» What is required
Copy each entry as it stands, leaving nothing out.

Chart and figure data
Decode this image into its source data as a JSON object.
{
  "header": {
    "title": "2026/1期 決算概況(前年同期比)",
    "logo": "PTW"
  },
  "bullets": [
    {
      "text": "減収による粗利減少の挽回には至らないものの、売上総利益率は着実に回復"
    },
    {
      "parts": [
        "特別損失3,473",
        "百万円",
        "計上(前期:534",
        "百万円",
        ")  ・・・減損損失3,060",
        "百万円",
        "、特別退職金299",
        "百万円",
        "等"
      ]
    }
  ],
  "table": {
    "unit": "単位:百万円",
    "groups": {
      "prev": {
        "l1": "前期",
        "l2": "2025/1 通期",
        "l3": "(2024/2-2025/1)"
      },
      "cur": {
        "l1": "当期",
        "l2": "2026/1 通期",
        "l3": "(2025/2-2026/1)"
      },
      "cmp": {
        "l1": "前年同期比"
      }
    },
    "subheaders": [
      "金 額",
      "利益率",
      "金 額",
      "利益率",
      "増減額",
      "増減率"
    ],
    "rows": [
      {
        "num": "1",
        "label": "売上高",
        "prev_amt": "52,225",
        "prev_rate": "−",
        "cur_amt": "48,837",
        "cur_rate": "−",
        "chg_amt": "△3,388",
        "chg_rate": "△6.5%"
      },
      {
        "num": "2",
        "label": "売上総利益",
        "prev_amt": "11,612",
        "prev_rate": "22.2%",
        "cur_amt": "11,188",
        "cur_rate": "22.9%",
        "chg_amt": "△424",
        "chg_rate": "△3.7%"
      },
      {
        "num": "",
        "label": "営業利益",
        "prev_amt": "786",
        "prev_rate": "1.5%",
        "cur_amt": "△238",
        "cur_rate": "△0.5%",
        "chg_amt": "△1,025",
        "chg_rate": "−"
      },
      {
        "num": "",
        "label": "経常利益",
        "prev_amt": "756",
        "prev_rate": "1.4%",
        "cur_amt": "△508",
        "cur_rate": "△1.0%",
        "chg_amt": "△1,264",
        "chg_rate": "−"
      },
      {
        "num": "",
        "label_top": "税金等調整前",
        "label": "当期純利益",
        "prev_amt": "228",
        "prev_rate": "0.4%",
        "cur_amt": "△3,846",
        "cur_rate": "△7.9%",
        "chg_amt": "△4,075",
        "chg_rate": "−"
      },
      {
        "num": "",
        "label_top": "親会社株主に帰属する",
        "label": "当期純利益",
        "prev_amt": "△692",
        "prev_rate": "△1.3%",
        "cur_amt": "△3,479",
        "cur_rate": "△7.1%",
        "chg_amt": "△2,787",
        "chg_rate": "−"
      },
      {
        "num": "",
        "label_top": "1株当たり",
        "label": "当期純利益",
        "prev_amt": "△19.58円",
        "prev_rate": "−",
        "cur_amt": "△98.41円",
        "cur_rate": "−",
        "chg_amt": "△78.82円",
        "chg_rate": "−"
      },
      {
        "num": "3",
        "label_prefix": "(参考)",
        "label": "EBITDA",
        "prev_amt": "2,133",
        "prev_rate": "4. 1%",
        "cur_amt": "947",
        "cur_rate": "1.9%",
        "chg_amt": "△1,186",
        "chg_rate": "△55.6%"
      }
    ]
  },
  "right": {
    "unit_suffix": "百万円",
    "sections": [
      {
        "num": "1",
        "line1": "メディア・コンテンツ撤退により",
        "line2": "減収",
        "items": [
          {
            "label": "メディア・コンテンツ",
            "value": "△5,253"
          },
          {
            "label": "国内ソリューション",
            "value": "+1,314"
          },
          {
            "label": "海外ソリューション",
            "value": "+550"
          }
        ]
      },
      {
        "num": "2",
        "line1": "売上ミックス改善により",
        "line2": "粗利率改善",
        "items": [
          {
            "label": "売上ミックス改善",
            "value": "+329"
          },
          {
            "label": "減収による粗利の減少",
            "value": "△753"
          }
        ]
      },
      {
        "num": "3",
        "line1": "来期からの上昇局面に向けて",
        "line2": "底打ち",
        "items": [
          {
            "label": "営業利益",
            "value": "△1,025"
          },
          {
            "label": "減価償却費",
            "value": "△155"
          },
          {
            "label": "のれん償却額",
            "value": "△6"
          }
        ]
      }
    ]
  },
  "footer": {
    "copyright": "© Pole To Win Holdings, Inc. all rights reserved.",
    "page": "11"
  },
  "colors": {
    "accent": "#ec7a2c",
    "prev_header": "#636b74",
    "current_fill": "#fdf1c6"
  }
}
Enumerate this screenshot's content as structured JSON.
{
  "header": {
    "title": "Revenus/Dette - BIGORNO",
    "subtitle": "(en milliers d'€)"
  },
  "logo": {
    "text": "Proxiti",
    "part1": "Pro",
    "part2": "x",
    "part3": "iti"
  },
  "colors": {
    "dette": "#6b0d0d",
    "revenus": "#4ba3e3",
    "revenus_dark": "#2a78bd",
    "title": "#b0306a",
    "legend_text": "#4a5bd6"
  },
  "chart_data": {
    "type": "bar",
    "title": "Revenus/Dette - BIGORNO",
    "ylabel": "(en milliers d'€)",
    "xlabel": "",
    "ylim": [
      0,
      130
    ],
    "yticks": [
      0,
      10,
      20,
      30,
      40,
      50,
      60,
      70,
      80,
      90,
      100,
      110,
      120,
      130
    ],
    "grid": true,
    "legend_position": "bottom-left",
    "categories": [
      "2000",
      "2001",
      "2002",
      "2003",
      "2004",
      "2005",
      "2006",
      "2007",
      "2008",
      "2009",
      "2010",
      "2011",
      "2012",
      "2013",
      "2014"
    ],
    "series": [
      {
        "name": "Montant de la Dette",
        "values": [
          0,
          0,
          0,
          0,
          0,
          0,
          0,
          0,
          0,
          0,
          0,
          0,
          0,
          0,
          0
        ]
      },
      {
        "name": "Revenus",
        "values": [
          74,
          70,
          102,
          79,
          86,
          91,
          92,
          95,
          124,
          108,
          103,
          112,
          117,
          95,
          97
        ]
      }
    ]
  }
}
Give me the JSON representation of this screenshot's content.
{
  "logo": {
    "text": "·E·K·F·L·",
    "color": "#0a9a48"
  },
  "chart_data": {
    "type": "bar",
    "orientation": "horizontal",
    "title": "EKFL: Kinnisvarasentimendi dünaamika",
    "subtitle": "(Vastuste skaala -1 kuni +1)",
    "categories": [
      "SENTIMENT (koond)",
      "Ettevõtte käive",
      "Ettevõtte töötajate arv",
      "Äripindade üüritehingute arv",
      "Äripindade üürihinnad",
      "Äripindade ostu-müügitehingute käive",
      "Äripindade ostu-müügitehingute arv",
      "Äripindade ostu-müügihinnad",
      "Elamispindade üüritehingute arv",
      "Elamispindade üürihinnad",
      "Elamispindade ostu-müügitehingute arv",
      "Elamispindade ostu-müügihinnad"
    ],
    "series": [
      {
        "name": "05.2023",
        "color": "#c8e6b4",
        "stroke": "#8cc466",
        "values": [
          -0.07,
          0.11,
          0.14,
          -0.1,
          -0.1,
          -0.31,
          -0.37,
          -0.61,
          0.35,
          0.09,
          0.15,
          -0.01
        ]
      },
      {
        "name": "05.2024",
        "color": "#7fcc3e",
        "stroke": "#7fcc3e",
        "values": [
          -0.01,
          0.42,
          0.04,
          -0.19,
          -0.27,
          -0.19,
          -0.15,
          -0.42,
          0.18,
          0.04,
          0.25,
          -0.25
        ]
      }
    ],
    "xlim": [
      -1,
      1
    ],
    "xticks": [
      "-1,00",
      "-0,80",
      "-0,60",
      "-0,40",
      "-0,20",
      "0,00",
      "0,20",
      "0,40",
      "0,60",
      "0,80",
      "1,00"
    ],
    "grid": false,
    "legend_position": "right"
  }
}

» Complete answer
Decode this image into its source data as a JSON object.
{
  "header": {
    "title": "2026/1期 決算概況(前年同期比)",
    "logo": "PTW"
  },
  "bullets": [
    {
      "text": "減収による粗利減少の挽回には至らないものの、売上総利益率は着実に回復"
    },
    {
      "parts": [
        "特別損失3,473",
        "百万円",
        "計上(前期:534",
        "百万円",
        ")  ・・・減損損失3,060",
        "百万円",
        "、特別退職金299",
        "百万円",
        "等"
      ]
    }
  ],
  "table": {
    "unit": "単位:百万円",
    "groups": {
      "prev": {
        "l1": "前期",
        "l2": "2025/1 通期",
        "l3": "(2024/2-2025/1)"
      },
      "cur": {
        "l1": "当期",
        "l2": "2026/1 通期",
        "l3": "(2025/2-2026/1)"
      },
      "cmp": {
        "l1": "前年同期比"
      }
    },
    "subheaders": [
      "金 額",
      "利益率",
      "金 額",
      "利益率",
      "増減額",
      "増減率"
    ],
    "rows": [
      {
        "num": "1",
        "label": "売上高",
        "prev_amt": "52,225",
        "prev_rate": "−",
        "cur_amt": "48,837",
        "cur_rate": "−",
        "chg_amt": "△3,388",
        "chg_rate": "△6.5%"
      },
      {
        "num": "2",
        "label": "売上総利益",
        "prev_amt": "11,612",
        "prev_rate": "22.2%",
        "cur_amt": "11,188",
        "cur_rate": "22.9%",
        "chg_amt": "△424",
        "chg_rate": "△3.7%"
      },
      {
        "num": "",
        "label": "営業利益",
        "prev_amt": "786",
        "prev_rate": "1.5%",
        "cur_amt": "△238",
        "cur_rate": "△0.5%",
        "chg_amt": "△1,025",
        "chg_rate": "−"
      },
      {
        "num": "",
        "label": "経常利益",
        "prev_amt": "756",
        "prev_rate": "1.4%",
        "cur_amt": "△508",
        "cur_rate": "△1.0%",
        "chg_amt": "△1,264",
        "chg_rate": "−"
      },
      {
        "num": "",
        "label_top": "税金等調整前",
        "label": "当期純利益",
        "prev_amt": "228",
        "prev_rate": "0.4%",
        "cur_amt": "△3,846",
        "cur_rate": "△7.9%",
        "chg_amt": "△4,075",
        "chg_rate": "−"
      },
      {
        "num": "",
        "label_top": "親会社株主に帰属する",
        "label": "当期純利益",
        "prev_amt": "△692",
        "prev_rate": "△1.3%",
        "cur_amt": "△3,479",
        "cur_rate": "△7.1%",
        "chg_amt": "△2,787",
        "chg_rate": "−"
      },
      {
        "num": "",
        "label_top": "1株当たり",
        "label": "当期純利益",
        "prev_amt": "△19.58円",
        "prev_rate": "−",
        "cur_amt": "△98.41円",
        "cur_rate": "−",
        "chg_amt": "△78.82円",
        "chg_rate": "−"
      },
      {
        "num": "3",
        "label_prefix": "(参考)",
        "label": "EBITDA",
        "prev_amt": "2,133",
        "prev_rate": "4. 1%",
        "cur_amt": "947",
        "cur_rate": "1.9%",
        "chg_amt": "△1,186",
        "chg_rate": "△55.6%"
      }
    ]
  },
  "right": {
    "unit_suffix": "百万円",
    "sections": [
      {
        "num": "1",
        "line1": "メディア・コンテンツ撤退により",
        "line2": "減収",
        "items": [
          {
            "label": "メディア・コンテンツ",
            "value": "△5,253"
          },
          {
            "label": "国内ソリューション",
            "value": "+1,314"
          },
          {
            "label": "海外ソリューション",
            "value": "+550"
          }
        ]
      },
      {
        "num": "2",
        "line1": "売上ミックス改善により",
        "line2": "粗利率改善",
        "items": [
          {
            "label": "売上ミックス改善",
            "value": "+329"
          },
          {
            "label": "減収による粗利の減少",
            "value": "△753"
          }
        ]
      },
      {
        "num": "3",
        "line1": "来期からの上昇局面に向けて",
        "line2": "底打ち",
        "items": [
          {
            "label": "営業利益",
            "value": "△1,025"
          },
          {
            "label": "減価償却費",
            "value": "△155"
          },
          {
            "label": "のれん償却額",
            "value": "△6"
          }
        ]
      }
    ]
  },
  "footer": {
    "copyright": "© Pole To Win Holdings, Inc. all rights reserved.",
    "page": "11"
  },
  "colors": {
    "accent": "#ec7a2c",
    "prev_header": "#636b74",
    "current_fill": "#fdf1c6"
  }
}
Enumerate this screenshot's content as structured JSON.
{
  "header": {
    "title": "Revenus/Dette - BIGORNO",
    "subtitle": "(en milliers d'€)"
  },
  "logo": {
    "text": "Proxiti",
    "part1": "Pro",
    "part2": "x",
    "part3": "iti"
  },
  "colors": {
    "dette": "#6b0d0d",
    "revenus": "#4ba3e3",
    "revenus_dark": "#2a78bd",
    "title": "#b0306a",
    "legend_text": "#4a5bd6"
  },
  "chart_data": {
    "type": "bar",
    "title": "Revenus/Dette - BIGORNO",
    "ylabel": "(en milliers d'€)",
    "xlabel": "",
    "ylim": [
      0,
      130
    ],
    "yticks": [
      0,
      10,
      20,
      30,
      40,
      50,
      60,
      70,
      80,
      90,
      100,
      110,
      120,
      130
    ],
    "grid": true,
    "legend_position": "bottom-left",
    "categories": [
      "2000",
      "2001",
      "2002",
      "2003",
      "2004",
      "2005",
      "2006",
      "2007",
      "2008",
      "2009",
      "2010",
      "2011",
      "2012",
      "2013",
      "2014"
    ],
    "series": [
      {
        "name": "Montant de la Dette",
        "values": [
          0,
          0,
          0,
          0,
          0,
          0,
          0,
          0,
          0,
          0,
          0,
          0,
          0,
          0,
          0
        ]
      },
      {
        "name": "Revenus",
        "values": [
          74,
          70,
          102,
          79,
          86,
          91,
          92,
          95,
          124,
          108,
          103,
          112,
          117,
          95,
          97
        ]
      }
    ]
  }
}
Give me the JSON representation of this screenshot's content.
{
  "logo": {
    "text": "·E·K·F·L·",
    "color": "#0a9a48"
  },
  "chart_data": {
    "type": "bar",
    "orientation": "horizontal",
    "title": "EKFL: Kinnisvarasentimendi dünaamika",
    "subtitle": "(Vastuste skaala -1 kuni +1)",
    "categories": [
      "SENTIMENT (koond)",
      "Ettevõtte käive",
      "Ettevõtte töötajate arv",
      "Äripindade üüritehingute arv",
      "Äripindade üürihinnad",
      "Äripindade ostu-müügitehingute käive",
      "Äripindade ostu-müügitehingute arv",
      "Äripindade ostu-müügihinnad",
      "Elamispindade üüritehingute arv",
      "Elamispindade üürihinnad",
      "Elamispindade ostu-müügitehingute arv",
      "Elamispindade ostu-müügihinnad"
    ],
    "series": [
      {
        "name": "05.2023",
        "color": "#c8e6b4",
        "stroke": "#8cc466",
        "values": [
          -0.07,
          0.11,
          0.14,
          -0.1,
          -0.1,
          -0.31,
          -0.37,
          -0.61,
          0.35,
          0.09,
          0.15,
          -0.01
        ]
      },
      {
        "name": "05.2024",
        "color": "#7fcc3e",
        "stroke": "#7fcc3e",
        "values": [
          -0.01,
          0.42,
          0.04,
          -0.19,
          -0.27,
          -0.19,
          -0.15,
          -0.42,
          0.18,
          0.04,
          0.25,
          -0.25
        ]
      }
    ],
    "xlim": [
      -1,
      1
    ],
    "xticks": [
      "-1,00",
      "-0,80",
      "-0,60",
      "-0,40",
      "-0,20",
      "0,00",
      "0,20",
      "0,40",
      "0,60",
      "0,80",
      "1,00"
    ],
    "grid": false,
    "legend_position": "right"
  }
}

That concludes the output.